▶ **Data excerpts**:
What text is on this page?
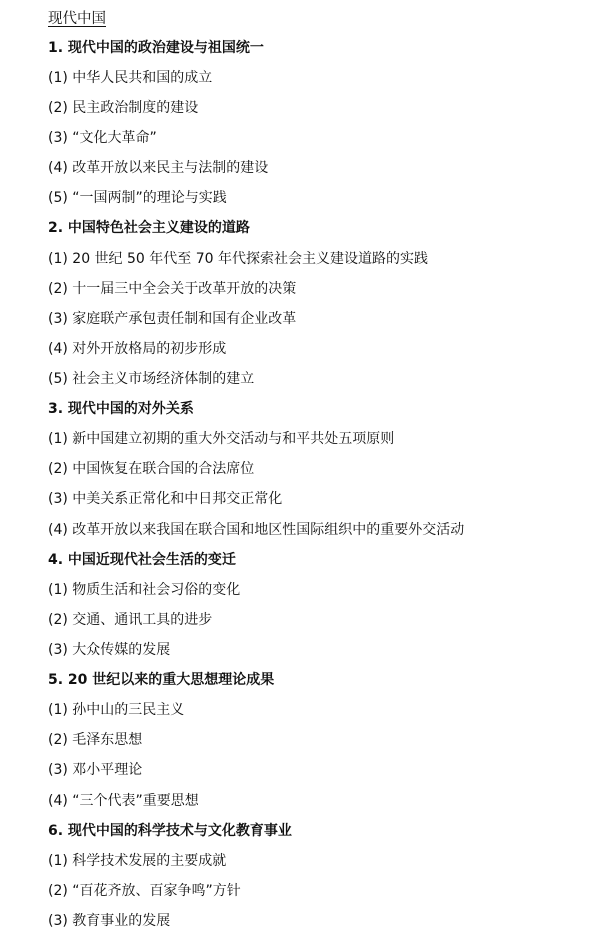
现代中国
1. 现代中国的政治建设与祖国统一
(1) 中华人民共和国的成立
(2) 民主政治制度的建设
(3) “文化大革命”
(4) 改革开放以来民主与法制的建设
(5) “一国两制”的理论与实践
2. 中国特色社会主义建设的道路
(1) 20 世纪 50 年代至 70 年代探索社会主义建设道路的实践
(2) 十一届三中全会关于改革开放的决策
(3) 家庭联产承包责任制和国有企业改革
(4) 对外开放格局的初步形成
(5) 社会主义市场经济体制的建立
3. 现代中国的对外关系
(1) 新中国建立初期的重大外交活动与和平共处五项原则
(2) 中国恢复在联合国的合法席位
(3) 中美关系正常化和中日邦交正常化
(4) 改革开放以来我国在联合国和地区性国际组织中的重要外交活动
4. 中国近现代社会生活的变迁
(1) 物质生活和社会习俗的变化
(2) 交通、通讯工具的进步
(3) 大众传媒的发展
5. 20 世纪以来的重大思想理论成果
(1) 孙中山的三民主义
(2) 毛泽东思想
(3) 邓小平理论
(4) “三个代表”重要思想
6. 现代中国的科学技术与文化教育事业
(1) 科学技术发展的主要成就
(2) “百花齐放、百家争鸣”方针
(3) 教育事业的发展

▶ **YOUR GOAL**: Give back the whole listing as it stands, minus its pictures.

▶ **WORKED SOLUTION**:
What text is on this page?
现代中国
1. 现代中国的政治建设与祖国统一
(1) 中华人民共和国的成立
(2) 民主政治制度的建设
(3) “文化大革命”
(4) 改革开放以来民主与法制的建设
(5) “一国两制”的理论与实践
2. 中国特色社会主义建设的道路
(1) 20 世纪 50 年代至 70 年代探索社会主义建设道路的实践
(2) 十一届三中全会关于改革开放的决策
(3) 家庭联产承包责任制和国有企业改革
(4) 对外开放格局的初步形成
(5) 社会主义市场经济体制的建立
3. 现代中国的对外关系
(1) 新中国建立初期的重大外交活动与和平共处五项原则
(2) 中国恢复在联合国的合法席位
(3) 中美关系正常化和中日邦交正常化
(4) 改革开放以来我国在联合国和地区性国际组织中的重要外交活动
4. 中国近现代社会生活的变迁
(1) 物质生活和社会习俗的变化
(2) 交通、通讯工具的进步
(3) 大众传媒的发展
5. 20 世纪以来的重大思想理论成果
(1) 孙中山的三民主义
(2) 毛泽东思想
(3) 邓小平理论
(4) “三个代表”重要思想
6. 现代中国的科学技术与文化教育事业
(1) 科学技术发展的主要成就
(2) “百花齐放、百家争鸣”方针
(3) 教育事业的发展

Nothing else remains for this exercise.